## [WRITTEN REQUEST]
Render every entry verbatim.

## [DATA IN THIS EXERCISE]

..........

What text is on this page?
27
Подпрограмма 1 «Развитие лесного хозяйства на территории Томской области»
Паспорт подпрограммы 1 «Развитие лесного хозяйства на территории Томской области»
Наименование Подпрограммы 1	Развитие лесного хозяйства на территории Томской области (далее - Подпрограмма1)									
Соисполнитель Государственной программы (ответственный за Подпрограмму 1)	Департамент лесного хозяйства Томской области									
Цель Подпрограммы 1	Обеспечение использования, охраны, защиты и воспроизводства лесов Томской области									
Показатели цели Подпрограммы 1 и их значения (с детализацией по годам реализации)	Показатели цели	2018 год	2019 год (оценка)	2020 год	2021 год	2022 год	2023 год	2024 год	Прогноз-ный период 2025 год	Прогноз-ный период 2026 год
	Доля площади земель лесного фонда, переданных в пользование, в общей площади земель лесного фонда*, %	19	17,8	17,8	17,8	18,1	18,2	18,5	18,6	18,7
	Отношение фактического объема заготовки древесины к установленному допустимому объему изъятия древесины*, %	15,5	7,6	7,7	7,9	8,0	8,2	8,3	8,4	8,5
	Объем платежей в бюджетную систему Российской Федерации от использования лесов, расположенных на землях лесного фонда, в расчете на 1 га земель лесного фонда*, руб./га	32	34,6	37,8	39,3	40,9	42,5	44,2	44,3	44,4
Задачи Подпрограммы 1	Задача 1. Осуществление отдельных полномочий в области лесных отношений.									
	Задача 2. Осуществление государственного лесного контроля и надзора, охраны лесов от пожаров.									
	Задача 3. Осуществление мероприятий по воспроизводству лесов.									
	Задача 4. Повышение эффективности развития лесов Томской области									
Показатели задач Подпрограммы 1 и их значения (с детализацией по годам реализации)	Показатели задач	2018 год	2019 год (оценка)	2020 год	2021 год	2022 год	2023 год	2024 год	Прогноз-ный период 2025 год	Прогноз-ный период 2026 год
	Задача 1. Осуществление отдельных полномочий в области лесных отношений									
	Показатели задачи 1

..........

## [REPLY TO THE EXERCISE]
What text is on this page?
27
Подпрограмма 1 «Развитие лесного хозяйства на территории Томской области»
Паспорт подпрограммы 1 «Развитие лесного хозяйства на территории Томской области»
Наименование Подпрограммы 1	Развитие лесного хозяйства на территории Томской области (далее - Подпрограмма1)									
Соисполнитель Государственной программы (ответственный за Подпрограмму 1)	Департамент лесного хозяйства Томской области									
Цель Подпрограммы 1	Обеспечение использования, охраны, защиты и воспроизводства лесов Томской области									
Показатели цели Подпрограммы 1 и их значения (с детализацией по годам реализации)	Показатели цели	2018 год	2019 год (оценка)	2020 год	2021 год	2022 год	2023 год	2024 год	Прогноз-ный период 2025 год	Прогноз-ный период 2026 год
	Доля площади земель лесного фонда, переданных в пользование, в общей площади земель лесного фонда*, %	19	17,8	17,8	17,8	18,1	18,2	18,5	18,6	18,7
	Отношение фактического объема заготовки древесины к установленному допустимому объему изъятия древесины*, %	15,5	7,6	7,7	7,9	8,0	8,2	8,3	8,4	8,5
	Объем платежей в бюджетную систему Российской Федерации от использования лесов, расположенных на землях лесного фонда, в расчете на 1 га земель лесного фонда*, руб./га	32	34,6	37,8	39,3	40,9	42,5	44,2	44,3	44,4
Задачи Подпрограммы 1	Задача 1. Осуществление отдельных полномочий в области лесных отношений.									
	Задача 2. Осуществление государственного лесного контроля и надзора, охраны лесов от пожаров.									
	Задача 3. Осуществление мероприятий по воспроизводству лесов.									
	Задача 4. Повышение эффективности развития лесов Томской области									
Показатели задач Подпрограммы 1 и их значения (с детализацией по годам реализации)	Показатели задач	2018 год	2019 год (оценка)	2020 год	2021 год	2022 год	2023 год	2024 год	Прогноз-ный период 2025 год	Прогноз-ный период 2026 год
	Задача 1. Осуществление отдельных полномочий в области лесных отношений									
	Показатели задачи 1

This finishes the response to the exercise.